▶ Dataset records
———
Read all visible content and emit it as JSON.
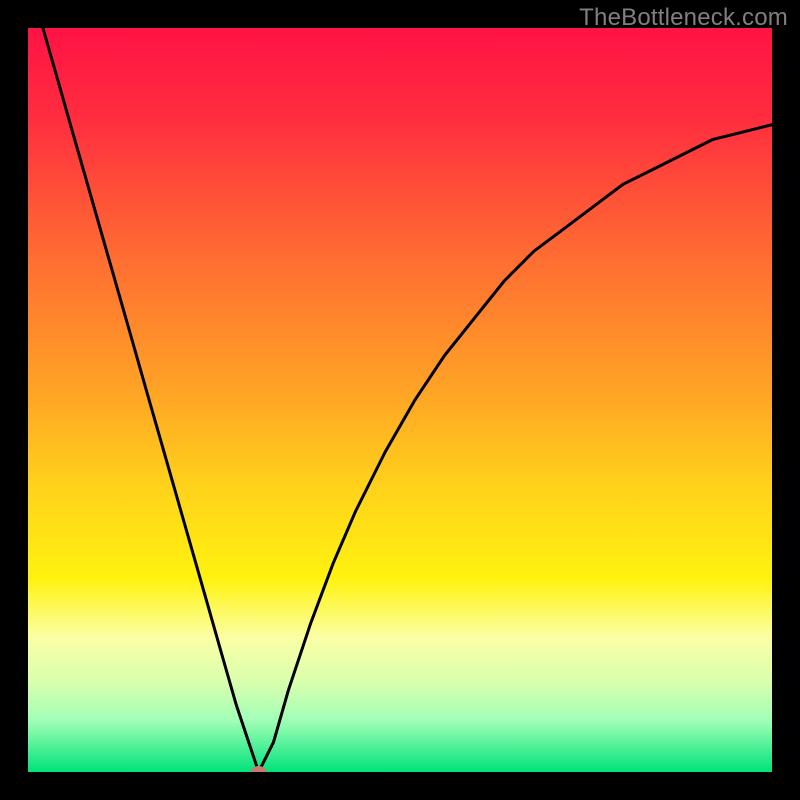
{
  "watermark": "TheBottleneck.com",
  "colors": {
    "gradient_stops": [
      {
        "offset": "0%",
        "color": "#ff1345"
      },
      {
        "offset": "12%",
        "color": "#ff2d3f"
      },
      {
        "offset": "30%",
        "color": "#ff6a33"
      },
      {
        "offset": "48%",
        "color": "#ffa126"
      },
      {
        "offset": "62%",
        "color": "#ffd31a"
      },
      {
        "offset": "74%",
        "color": "#fff210"
      },
      {
        "offset": "82%",
        "color": "#fbffa6"
      },
      {
        "offset": "88%",
        "color": "#d8ffad"
      },
      {
        "offset": "93%",
        "color": "#a2ffb7"
      },
      {
        "offset": "100%",
        "color": "#00e27a"
      }
    ],
    "curve": "#000000",
    "marker": "#c77a6e",
    "frame": "#000000"
  },
  "chart_data": {
    "type": "line",
    "title": "",
    "xlabel": "",
    "ylabel": "",
    "xlim": [
      0,
      100
    ],
    "ylim": [
      0,
      100
    ],
    "x": [
      2,
      4,
      6,
      8,
      10,
      12,
      14,
      16,
      18,
      20,
      22,
      24,
      26,
      28,
      30,
      31,
      33,
      35,
      38,
      41,
      44,
      48,
      52,
      56,
      60,
      64,
      68,
      72,
      76,
      80,
      84,
      88,
      92,
      96,
      100
    ],
    "values": [
      100,
      93,
      86,
      79,
      72,
      65,
      58,
      51,
      44,
      37,
      30,
      23,
      16,
      9,
      3,
      0,
      4,
      11,
      20,
      28,
      35,
      43,
      50,
      56,
      61,
      66,
      70,
      73,
      76,
      79,
      81,
      83,
      85,
      86,
      87
    ],
    "marker": {
      "x": 31,
      "y": 0
    }
  }
}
———
▶ What is expected
Copy whichever lines in the listing above contain the word "offset".

▶ Solution to this exercise
        "offset": "0%",
        "offset": "12%",
        "offset": "30%",
        "offset": "48%",
        "offset": "62%",
        "offset": "74%",
        "offset": "82%",
        "offset": "88%",
        "offset": "93%",
        "offset": "100%",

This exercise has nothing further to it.